Collected data entries:
··········

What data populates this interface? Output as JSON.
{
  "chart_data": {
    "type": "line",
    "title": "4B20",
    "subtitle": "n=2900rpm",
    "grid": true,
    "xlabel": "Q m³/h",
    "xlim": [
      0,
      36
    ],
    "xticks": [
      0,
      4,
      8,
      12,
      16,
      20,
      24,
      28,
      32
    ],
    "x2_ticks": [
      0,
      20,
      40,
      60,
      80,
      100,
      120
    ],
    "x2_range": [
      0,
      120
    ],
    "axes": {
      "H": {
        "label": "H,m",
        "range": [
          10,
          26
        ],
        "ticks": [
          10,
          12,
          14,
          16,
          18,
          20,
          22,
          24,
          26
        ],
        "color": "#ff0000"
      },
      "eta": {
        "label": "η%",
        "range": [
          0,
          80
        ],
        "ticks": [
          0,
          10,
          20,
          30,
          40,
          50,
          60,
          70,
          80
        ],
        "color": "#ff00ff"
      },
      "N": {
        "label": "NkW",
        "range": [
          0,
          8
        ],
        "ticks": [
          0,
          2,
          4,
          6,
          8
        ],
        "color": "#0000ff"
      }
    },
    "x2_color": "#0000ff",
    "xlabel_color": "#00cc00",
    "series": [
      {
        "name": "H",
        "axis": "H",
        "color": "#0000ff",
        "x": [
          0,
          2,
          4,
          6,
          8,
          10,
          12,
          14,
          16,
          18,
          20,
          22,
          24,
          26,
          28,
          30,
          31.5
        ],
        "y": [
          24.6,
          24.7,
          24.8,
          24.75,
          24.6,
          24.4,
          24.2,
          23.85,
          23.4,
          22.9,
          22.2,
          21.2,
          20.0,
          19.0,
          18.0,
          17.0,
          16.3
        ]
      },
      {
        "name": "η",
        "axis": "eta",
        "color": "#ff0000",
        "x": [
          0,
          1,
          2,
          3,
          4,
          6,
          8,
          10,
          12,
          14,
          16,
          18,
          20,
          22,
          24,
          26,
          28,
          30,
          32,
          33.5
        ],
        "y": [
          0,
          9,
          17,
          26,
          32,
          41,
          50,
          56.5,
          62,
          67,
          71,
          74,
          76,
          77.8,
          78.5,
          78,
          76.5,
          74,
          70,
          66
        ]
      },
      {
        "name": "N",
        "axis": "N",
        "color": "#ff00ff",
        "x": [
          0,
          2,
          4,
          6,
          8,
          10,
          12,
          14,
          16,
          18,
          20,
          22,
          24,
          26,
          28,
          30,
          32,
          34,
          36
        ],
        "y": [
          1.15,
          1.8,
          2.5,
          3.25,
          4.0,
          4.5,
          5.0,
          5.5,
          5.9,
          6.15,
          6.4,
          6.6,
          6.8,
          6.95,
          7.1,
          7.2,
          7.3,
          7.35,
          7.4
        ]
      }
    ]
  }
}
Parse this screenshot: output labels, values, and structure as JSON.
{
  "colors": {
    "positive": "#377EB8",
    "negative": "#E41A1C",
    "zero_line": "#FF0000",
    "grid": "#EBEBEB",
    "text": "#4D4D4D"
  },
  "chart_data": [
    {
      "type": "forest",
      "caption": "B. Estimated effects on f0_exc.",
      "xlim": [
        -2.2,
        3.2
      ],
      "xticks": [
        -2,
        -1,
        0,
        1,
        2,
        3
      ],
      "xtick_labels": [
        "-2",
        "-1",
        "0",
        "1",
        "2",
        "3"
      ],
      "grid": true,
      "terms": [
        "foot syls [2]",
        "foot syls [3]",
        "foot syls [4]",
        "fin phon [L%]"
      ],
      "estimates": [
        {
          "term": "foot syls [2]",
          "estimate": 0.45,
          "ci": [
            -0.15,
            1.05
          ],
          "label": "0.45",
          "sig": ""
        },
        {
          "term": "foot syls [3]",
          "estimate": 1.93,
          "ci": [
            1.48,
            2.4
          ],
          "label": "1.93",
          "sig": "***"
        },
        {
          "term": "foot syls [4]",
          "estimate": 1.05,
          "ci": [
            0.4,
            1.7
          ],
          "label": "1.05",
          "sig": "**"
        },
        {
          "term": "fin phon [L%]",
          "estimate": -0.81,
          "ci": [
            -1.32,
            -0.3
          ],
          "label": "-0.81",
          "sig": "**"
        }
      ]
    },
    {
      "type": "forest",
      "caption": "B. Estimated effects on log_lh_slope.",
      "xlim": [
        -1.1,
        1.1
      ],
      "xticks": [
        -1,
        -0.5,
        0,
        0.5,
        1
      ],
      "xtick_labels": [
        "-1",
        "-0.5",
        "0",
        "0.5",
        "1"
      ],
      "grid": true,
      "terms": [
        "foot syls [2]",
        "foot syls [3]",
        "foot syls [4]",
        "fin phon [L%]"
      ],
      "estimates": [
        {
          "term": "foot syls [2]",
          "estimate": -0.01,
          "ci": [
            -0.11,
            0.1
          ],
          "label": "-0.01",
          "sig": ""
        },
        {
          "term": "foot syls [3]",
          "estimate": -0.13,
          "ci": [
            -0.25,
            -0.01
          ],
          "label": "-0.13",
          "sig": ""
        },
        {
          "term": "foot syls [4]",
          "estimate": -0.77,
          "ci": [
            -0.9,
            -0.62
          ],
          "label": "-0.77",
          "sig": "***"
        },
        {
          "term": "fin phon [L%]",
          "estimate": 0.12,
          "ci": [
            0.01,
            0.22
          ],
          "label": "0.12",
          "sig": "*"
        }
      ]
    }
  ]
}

··········

> **What needs to be done**
Write down only the number of lines that contain the string "effects" in the listing.

> **Reply to the exercise**
2